### [DESCRIPTION OF THE TASK]
Print the data verbatim, from its first line through the line that contains "volume-slider[interactable] [88,504,1110,522]", with both ends included.

### [MATERIALS PROVIDED]
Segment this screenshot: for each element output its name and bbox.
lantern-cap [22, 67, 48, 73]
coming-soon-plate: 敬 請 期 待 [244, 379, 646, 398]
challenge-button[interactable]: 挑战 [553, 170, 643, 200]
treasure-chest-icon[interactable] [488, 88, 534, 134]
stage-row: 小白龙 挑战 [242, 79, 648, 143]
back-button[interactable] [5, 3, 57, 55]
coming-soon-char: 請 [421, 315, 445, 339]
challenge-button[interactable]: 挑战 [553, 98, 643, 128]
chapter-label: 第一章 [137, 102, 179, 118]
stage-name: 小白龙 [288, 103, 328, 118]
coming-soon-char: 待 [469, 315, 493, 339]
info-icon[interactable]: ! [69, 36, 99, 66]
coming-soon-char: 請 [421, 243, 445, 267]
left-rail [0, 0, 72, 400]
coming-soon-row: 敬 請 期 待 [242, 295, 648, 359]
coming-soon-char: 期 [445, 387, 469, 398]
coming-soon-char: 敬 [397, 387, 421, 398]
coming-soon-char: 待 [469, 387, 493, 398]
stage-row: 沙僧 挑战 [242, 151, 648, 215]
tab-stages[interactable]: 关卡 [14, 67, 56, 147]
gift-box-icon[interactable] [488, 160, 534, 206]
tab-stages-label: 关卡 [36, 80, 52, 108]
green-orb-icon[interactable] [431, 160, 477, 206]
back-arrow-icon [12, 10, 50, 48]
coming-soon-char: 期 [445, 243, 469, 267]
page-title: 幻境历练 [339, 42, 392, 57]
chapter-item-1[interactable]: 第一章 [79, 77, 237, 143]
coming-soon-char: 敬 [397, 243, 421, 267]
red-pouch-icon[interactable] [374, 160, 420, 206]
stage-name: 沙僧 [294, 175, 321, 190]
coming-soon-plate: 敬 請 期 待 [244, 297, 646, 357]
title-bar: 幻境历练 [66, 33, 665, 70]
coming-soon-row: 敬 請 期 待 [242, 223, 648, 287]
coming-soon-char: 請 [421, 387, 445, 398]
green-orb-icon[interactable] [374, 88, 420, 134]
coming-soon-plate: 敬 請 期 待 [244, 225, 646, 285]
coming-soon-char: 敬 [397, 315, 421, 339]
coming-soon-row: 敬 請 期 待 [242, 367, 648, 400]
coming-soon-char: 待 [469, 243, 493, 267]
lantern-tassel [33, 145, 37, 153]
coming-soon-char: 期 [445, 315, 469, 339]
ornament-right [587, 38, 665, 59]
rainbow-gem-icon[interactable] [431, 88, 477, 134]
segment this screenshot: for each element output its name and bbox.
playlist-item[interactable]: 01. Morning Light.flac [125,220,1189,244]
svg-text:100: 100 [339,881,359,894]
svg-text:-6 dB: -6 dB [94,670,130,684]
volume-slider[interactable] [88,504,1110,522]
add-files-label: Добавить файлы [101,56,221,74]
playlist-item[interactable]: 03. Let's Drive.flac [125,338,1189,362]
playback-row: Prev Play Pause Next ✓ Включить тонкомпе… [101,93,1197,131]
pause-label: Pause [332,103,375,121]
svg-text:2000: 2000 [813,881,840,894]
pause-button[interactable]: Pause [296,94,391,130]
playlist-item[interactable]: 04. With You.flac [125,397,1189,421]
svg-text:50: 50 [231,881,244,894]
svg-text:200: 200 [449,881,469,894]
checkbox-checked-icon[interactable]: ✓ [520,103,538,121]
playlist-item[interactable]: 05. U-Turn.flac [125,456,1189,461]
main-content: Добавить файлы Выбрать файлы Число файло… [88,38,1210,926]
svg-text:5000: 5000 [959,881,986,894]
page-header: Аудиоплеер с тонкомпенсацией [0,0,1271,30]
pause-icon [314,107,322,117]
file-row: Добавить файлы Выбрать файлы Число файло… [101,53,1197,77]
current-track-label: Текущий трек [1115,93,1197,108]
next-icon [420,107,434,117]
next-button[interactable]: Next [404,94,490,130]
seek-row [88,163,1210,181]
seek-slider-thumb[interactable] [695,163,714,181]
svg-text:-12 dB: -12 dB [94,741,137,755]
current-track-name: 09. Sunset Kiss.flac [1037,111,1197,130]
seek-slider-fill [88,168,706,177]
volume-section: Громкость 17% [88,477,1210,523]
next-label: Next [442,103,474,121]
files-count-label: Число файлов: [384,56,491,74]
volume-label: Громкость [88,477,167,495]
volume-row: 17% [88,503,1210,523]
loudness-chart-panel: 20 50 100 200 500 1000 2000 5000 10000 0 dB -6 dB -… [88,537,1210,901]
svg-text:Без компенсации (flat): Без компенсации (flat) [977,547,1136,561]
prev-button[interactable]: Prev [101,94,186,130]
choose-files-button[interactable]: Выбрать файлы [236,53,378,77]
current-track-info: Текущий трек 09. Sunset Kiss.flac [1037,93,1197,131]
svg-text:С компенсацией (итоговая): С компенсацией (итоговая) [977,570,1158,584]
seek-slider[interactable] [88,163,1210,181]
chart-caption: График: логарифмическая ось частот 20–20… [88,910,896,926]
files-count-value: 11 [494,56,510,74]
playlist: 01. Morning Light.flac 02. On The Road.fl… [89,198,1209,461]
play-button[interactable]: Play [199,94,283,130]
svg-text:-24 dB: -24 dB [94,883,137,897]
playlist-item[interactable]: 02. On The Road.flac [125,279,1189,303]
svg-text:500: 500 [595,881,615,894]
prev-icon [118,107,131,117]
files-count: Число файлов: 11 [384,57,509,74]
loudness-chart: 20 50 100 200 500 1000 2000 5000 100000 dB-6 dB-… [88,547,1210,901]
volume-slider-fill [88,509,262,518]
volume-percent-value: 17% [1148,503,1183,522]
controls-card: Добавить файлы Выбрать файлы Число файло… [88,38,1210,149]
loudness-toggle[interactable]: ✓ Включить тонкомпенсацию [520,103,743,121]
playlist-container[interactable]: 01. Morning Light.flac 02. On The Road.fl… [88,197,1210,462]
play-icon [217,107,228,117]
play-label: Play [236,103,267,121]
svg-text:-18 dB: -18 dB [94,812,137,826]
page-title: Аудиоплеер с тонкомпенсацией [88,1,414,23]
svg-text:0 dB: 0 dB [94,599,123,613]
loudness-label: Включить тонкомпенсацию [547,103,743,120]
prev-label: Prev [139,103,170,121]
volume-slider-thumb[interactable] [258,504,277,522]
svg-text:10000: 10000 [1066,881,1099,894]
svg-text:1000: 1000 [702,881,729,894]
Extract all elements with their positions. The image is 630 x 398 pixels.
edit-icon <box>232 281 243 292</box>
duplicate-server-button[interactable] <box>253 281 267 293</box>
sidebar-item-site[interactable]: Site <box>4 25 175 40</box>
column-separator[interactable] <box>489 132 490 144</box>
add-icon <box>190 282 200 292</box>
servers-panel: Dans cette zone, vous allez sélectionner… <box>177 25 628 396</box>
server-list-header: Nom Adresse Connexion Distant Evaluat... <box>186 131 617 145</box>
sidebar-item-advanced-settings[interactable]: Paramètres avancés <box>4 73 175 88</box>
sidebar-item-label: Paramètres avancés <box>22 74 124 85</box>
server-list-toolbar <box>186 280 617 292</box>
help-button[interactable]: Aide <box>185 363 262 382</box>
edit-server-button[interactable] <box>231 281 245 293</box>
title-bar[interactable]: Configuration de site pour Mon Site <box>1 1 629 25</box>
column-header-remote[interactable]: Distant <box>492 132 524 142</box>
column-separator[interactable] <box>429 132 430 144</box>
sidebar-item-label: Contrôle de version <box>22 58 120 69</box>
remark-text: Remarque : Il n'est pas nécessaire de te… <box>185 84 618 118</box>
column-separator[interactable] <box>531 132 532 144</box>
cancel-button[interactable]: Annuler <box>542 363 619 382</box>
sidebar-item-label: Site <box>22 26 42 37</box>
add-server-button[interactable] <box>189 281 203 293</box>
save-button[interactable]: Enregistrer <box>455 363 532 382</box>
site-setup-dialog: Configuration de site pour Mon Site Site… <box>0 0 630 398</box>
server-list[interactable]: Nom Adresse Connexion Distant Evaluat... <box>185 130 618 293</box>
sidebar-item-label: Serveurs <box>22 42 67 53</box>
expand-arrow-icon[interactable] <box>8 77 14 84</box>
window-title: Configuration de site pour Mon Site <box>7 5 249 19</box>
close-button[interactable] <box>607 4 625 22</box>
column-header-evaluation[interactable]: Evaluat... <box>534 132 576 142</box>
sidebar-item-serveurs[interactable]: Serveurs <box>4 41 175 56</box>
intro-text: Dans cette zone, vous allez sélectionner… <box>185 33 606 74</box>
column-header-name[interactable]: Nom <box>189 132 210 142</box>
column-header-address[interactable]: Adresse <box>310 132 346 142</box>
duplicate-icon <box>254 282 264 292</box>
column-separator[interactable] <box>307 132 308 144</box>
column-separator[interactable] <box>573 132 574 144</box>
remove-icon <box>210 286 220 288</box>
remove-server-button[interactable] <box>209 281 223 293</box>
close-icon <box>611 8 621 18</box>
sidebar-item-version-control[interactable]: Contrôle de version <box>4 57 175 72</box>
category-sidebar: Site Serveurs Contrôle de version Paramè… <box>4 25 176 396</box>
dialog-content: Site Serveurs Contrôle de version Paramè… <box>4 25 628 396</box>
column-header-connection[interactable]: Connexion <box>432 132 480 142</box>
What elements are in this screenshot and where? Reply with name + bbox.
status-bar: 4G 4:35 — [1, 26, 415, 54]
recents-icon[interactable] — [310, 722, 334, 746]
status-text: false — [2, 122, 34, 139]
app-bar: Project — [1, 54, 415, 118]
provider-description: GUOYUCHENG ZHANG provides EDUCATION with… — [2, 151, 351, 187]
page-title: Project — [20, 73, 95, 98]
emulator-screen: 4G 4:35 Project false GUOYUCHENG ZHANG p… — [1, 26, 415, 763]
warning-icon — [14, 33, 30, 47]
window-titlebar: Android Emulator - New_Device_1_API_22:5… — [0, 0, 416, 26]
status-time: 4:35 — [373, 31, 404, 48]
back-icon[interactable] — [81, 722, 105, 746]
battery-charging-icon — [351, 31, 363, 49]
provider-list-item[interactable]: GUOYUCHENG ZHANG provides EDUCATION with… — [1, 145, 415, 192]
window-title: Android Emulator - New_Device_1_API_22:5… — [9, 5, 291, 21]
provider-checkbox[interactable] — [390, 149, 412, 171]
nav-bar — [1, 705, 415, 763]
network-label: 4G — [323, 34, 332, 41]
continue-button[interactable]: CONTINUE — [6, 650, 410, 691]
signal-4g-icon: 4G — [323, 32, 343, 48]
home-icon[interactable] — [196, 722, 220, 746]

### [ANSWER FOR THIS EXERCISE]
Segment this screenshot: for each element output its name and bbox.
lantern-cap [22, 67, 48, 73]
coming-soon-plate: 敬 請 期 待 [244, 379, 646, 398]
challenge-button[interactable]: 挑战 [553, 170, 643, 200]
treasure-chest-icon[interactable] [488, 88, 534, 134]
stage-row: 小白龙 挑战 [242, 79, 648, 143]
back-button[interactable] [5, 3, 57, 55]
coming-soon-char: 請 [421, 315, 445, 339]
challenge-button[interactable]: 挑战 [553, 98, 643, 128]
chapter-label: 第一章 [137, 102, 179, 118]
stage-name: 小白龙 [288, 103, 328, 118]
coming-soon-char: 待 [469, 315, 493, 339]
info-icon[interactable]: ! [69, 36, 99, 66]
coming-soon-char: 請 [421, 243, 445, 267]
left-rail [0, 0, 72, 400]
coming-soon-row: 敬 請 期 待 [242, 295, 648, 359]
coming-soon-char: 期 [445, 387, 469, 398]
coming-soon-char: 敬 [397, 387, 421, 398]
coming-soon-char: 待 [469, 387, 493, 398]
stage-row: 沙僧 挑战 [242, 151, 648, 215]
tab-stages[interactable]: 关卡 [14, 67, 56, 147]
gift-box-icon[interactable] [488, 160, 534, 206]
tab-stages-label: 关卡 [36, 80, 52, 108]
green-orb-icon[interactable] [431, 160, 477, 206]
back-arrow-icon [12, 10, 50, 48]
coming-soon-char: 期 [445, 243, 469, 267]
page-title: 幻境历练 [339, 42, 392, 57]
chapter-item-1[interactable]: 第一章 [79, 77, 237, 143]
coming-soon-char: 敬 [397, 243, 421, 267]
red-pouch-icon[interactable] [374, 160, 420, 206]
stage-name: 沙僧 [294, 175, 321, 190]
coming-soon-plate: 敬 請 期 待 [244, 297, 646, 357]
title-bar: 幻境历练 [66, 33, 665, 70]
coming-soon-row: 敬 請 期 待 [242, 223, 648, 287]
coming-soon-char: 請 [421, 387, 445, 398]
green-orb-icon[interactable] [374, 88, 420, 134]
coming-soon-plate: 敬 請 期 待 [244, 225, 646, 285]
coming-soon-char: 敬 [397, 315, 421, 339]
coming-soon-row: 敬 請 期 待 [242, 367, 648, 400]
coming-soon-char: 待 [469, 243, 493, 267]
lantern-tassel [33, 145, 37, 153]
coming-soon-char: 期 [445, 315, 469, 339]
ornament-right [587, 38, 665, 59]
rainbow-gem-icon[interactable] [431, 88, 477, 134]
segment this screenshot: for each element output its name and bbox.
playlist-item[interactable]: 01. Morning Light.flac [125,220,1189,244]
svg-text:100: 100 [339,881,359,894]
svg-text:-6 dB: -6 dB [94,670,130,684]
volume-slider[interactable] [88,504,1110,522]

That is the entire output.